### Exercise aim
List each line of the data in which the string "name" appears.

### Information given
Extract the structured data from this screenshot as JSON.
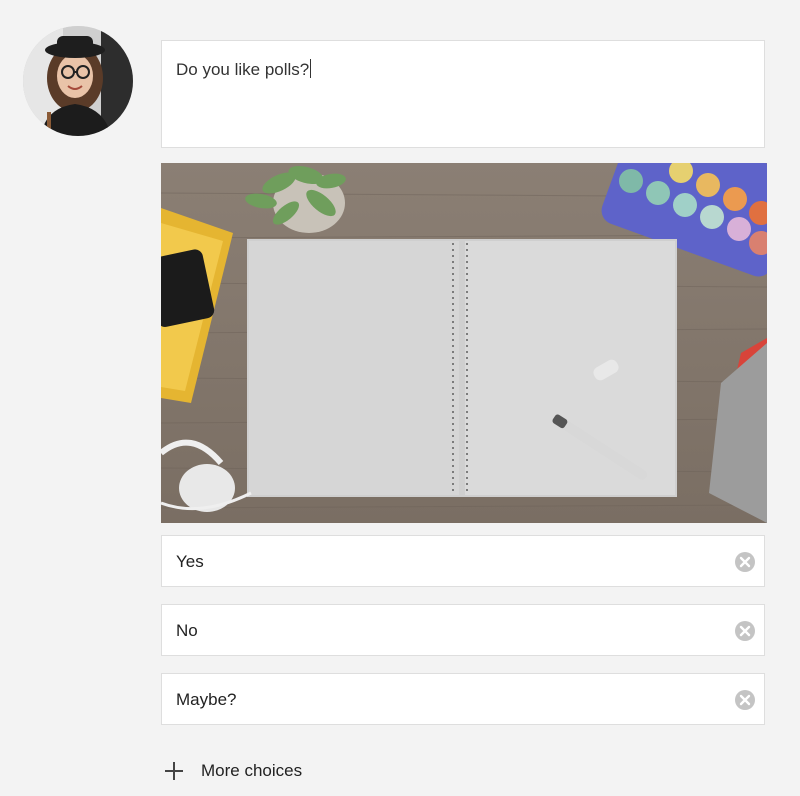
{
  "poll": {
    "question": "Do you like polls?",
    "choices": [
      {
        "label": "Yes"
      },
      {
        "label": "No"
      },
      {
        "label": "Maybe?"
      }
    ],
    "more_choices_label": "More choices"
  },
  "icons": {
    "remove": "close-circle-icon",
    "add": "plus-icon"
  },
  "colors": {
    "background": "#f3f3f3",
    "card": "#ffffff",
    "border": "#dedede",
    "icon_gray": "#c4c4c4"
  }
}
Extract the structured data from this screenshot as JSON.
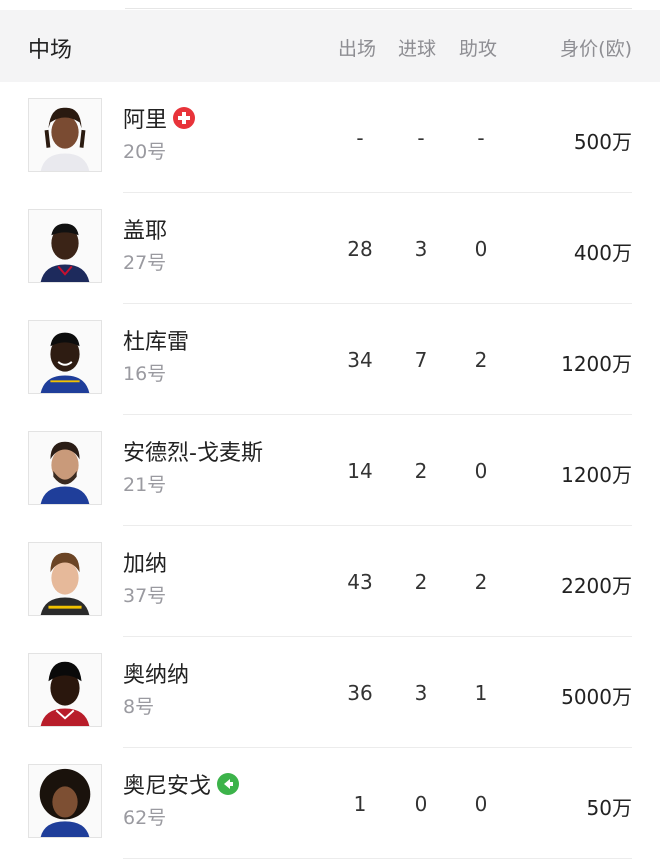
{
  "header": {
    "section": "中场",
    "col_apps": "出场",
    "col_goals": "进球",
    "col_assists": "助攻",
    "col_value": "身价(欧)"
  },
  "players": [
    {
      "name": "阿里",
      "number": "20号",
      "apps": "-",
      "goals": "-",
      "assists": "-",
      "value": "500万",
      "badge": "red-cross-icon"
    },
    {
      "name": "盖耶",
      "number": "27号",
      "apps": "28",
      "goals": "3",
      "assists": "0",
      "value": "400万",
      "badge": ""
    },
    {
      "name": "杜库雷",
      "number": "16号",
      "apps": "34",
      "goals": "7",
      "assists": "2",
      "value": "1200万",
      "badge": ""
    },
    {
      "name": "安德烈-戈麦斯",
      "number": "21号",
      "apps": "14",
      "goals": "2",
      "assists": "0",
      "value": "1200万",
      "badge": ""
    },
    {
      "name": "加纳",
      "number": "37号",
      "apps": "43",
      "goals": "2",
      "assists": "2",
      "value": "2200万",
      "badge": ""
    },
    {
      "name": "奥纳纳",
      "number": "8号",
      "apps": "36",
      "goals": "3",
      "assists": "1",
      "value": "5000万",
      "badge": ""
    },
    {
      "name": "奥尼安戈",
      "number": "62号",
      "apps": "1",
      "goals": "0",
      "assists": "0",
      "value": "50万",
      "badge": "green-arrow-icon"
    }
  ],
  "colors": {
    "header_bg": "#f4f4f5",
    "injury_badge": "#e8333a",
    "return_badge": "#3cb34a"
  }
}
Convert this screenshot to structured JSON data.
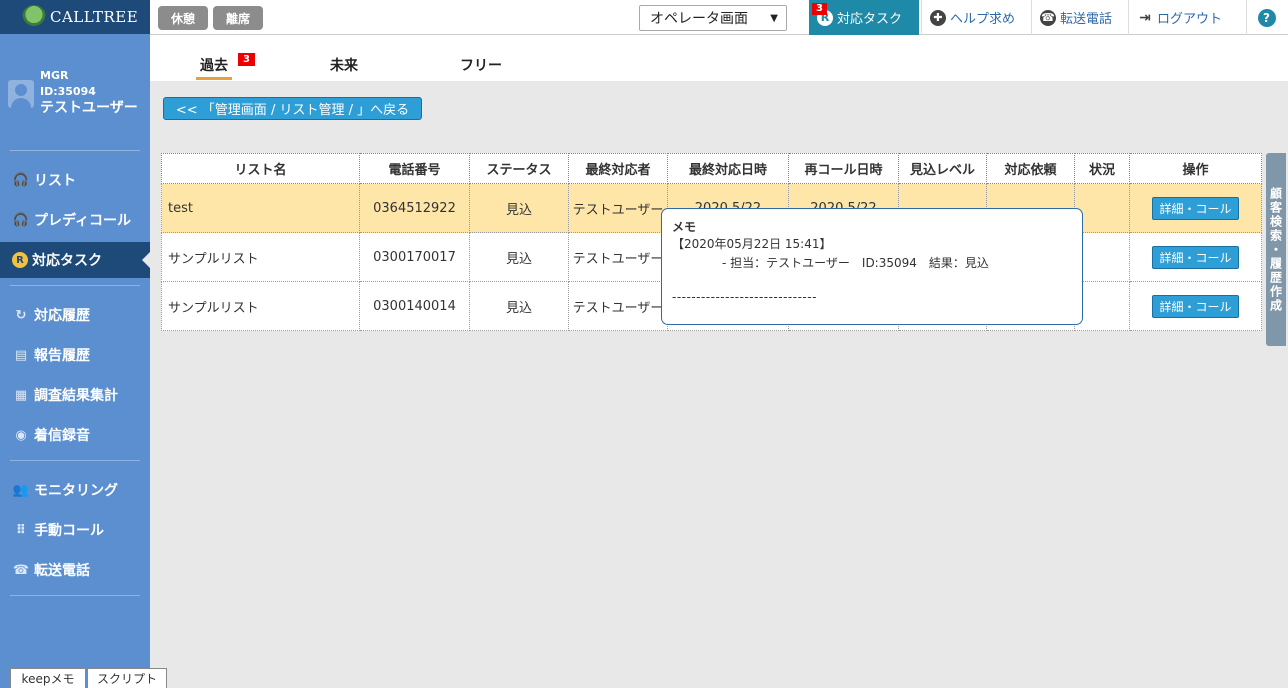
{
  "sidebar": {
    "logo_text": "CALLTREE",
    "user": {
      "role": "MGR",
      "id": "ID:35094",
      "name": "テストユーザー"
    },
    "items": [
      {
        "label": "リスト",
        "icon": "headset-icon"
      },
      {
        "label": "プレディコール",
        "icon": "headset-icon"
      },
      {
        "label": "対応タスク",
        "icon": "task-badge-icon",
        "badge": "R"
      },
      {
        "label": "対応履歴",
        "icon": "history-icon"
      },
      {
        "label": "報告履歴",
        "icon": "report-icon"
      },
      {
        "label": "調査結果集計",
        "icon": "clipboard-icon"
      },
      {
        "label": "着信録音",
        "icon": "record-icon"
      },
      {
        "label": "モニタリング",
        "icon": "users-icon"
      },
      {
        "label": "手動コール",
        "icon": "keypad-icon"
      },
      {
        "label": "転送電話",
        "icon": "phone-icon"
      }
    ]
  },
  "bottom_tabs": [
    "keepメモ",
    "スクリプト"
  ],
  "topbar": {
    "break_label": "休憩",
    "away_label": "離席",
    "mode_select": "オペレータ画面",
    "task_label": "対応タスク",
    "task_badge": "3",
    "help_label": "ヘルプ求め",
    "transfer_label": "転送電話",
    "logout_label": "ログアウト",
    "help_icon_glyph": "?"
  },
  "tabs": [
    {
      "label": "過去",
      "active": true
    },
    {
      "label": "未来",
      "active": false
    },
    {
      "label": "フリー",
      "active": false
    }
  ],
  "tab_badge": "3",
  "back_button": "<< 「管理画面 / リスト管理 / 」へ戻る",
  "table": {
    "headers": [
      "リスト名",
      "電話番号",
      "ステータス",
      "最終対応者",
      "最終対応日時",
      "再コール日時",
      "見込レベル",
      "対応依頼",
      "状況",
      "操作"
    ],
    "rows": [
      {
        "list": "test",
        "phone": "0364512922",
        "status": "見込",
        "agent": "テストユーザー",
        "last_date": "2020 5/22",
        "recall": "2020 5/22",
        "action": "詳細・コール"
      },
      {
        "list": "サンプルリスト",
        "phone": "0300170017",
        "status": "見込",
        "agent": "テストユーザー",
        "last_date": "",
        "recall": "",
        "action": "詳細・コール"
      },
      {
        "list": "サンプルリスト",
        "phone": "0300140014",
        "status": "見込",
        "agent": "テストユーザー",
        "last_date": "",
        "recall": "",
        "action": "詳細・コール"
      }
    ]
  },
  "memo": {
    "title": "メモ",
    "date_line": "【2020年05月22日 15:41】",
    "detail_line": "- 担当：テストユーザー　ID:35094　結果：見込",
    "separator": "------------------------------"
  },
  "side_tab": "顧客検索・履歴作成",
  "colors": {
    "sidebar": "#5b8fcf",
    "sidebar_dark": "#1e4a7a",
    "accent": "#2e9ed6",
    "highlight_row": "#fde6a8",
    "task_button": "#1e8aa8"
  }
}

==

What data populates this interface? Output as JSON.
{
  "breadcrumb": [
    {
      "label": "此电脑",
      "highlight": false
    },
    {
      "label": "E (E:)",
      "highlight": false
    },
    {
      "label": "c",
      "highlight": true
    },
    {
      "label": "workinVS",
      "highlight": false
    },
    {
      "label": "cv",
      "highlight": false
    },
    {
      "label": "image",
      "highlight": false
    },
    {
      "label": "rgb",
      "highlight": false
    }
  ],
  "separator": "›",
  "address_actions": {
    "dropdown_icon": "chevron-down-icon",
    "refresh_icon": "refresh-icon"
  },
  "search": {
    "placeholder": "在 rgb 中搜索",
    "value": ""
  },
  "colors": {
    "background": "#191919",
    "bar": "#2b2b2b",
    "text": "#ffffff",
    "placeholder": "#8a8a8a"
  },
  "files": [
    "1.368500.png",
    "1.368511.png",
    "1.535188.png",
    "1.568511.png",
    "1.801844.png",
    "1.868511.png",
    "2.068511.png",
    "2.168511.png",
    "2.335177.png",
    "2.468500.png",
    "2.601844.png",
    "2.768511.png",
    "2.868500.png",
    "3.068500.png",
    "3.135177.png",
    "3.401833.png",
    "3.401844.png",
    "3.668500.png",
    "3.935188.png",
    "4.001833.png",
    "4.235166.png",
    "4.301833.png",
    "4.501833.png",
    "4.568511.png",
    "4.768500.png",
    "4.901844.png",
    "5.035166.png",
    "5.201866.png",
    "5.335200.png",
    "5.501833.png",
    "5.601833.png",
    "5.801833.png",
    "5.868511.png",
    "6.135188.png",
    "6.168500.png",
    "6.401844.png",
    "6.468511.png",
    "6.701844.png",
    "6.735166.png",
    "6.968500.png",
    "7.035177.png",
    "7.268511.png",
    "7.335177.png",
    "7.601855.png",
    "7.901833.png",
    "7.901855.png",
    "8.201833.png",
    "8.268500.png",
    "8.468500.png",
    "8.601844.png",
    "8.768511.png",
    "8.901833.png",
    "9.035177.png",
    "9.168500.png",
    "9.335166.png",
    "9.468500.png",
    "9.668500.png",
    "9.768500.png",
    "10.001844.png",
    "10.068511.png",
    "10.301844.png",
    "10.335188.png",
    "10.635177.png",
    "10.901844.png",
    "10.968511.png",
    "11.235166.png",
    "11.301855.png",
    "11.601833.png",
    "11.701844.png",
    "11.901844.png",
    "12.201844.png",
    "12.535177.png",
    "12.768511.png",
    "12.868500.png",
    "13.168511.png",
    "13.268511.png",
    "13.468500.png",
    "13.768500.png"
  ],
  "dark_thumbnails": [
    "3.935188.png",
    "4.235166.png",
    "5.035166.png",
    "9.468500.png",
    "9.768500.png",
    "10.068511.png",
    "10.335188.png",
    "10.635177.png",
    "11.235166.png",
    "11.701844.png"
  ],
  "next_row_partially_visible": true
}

### The output
      "name": "阿里",
      "name": "盖耶",
      "name": "杜库雷",
      "name": "安德烈-戈麦斯",
      "name": "加纳",
      "name": "奥纳纳",
      "name": "奥尼安戈",
      "name": "テストユーザー"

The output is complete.